> [INSTRUCTIONS FOR THE TASK]: Single out the lines of the material that contain "劳工神圣" and copy them.

> [DATA FOR THIS TASK]:
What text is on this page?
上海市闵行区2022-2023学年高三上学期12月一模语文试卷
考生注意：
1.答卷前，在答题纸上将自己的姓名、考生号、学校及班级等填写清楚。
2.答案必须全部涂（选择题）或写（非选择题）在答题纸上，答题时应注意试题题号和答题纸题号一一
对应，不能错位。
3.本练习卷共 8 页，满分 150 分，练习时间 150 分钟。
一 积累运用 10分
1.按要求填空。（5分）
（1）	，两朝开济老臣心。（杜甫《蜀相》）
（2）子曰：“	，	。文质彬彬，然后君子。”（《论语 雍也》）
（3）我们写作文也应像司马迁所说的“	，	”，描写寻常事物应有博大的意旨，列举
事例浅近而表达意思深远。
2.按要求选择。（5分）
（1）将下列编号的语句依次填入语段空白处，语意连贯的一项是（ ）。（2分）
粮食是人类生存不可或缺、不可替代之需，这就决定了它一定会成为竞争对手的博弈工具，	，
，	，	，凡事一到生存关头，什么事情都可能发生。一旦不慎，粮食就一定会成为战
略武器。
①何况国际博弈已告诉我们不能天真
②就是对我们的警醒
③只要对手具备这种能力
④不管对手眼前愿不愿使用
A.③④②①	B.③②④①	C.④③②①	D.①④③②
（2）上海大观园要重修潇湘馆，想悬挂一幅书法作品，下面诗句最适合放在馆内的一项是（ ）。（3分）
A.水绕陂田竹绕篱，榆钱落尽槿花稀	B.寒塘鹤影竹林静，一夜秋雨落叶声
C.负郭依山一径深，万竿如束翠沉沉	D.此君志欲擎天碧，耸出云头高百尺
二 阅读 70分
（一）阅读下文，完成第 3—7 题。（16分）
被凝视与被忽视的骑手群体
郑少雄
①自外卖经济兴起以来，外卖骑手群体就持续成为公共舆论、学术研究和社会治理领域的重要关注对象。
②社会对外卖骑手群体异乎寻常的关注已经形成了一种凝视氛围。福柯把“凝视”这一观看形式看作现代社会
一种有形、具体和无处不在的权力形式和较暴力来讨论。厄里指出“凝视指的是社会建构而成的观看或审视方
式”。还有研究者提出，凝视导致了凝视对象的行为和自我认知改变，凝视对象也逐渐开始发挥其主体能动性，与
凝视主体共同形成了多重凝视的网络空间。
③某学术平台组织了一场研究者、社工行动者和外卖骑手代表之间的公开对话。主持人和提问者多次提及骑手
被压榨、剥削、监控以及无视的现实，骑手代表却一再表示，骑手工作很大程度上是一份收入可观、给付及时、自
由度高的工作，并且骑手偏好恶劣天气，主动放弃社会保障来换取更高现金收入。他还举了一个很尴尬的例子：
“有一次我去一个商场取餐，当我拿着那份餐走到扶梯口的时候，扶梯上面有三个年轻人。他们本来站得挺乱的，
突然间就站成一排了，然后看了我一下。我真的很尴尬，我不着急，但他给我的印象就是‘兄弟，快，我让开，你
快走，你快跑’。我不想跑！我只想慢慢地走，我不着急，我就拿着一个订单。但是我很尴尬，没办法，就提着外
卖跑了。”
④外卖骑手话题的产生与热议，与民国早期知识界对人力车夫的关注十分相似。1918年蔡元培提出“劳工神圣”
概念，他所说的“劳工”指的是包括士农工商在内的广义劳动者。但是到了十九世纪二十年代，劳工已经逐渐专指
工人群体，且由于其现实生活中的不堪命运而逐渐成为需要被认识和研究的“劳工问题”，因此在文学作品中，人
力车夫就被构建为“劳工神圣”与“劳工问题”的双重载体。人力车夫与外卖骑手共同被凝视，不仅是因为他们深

> [FINISHED TASK]:
④外卖骑手话题的产生与热议，与民国早期知识界对人力车夫的关注十分相似。1918年蔡元培提出“劳工神圣”
力车夫就被构建为“劳工神圣”与“劳工问题”的双重载体。人力车夫与外卖骑手共同被凝视，不仅是因为他们深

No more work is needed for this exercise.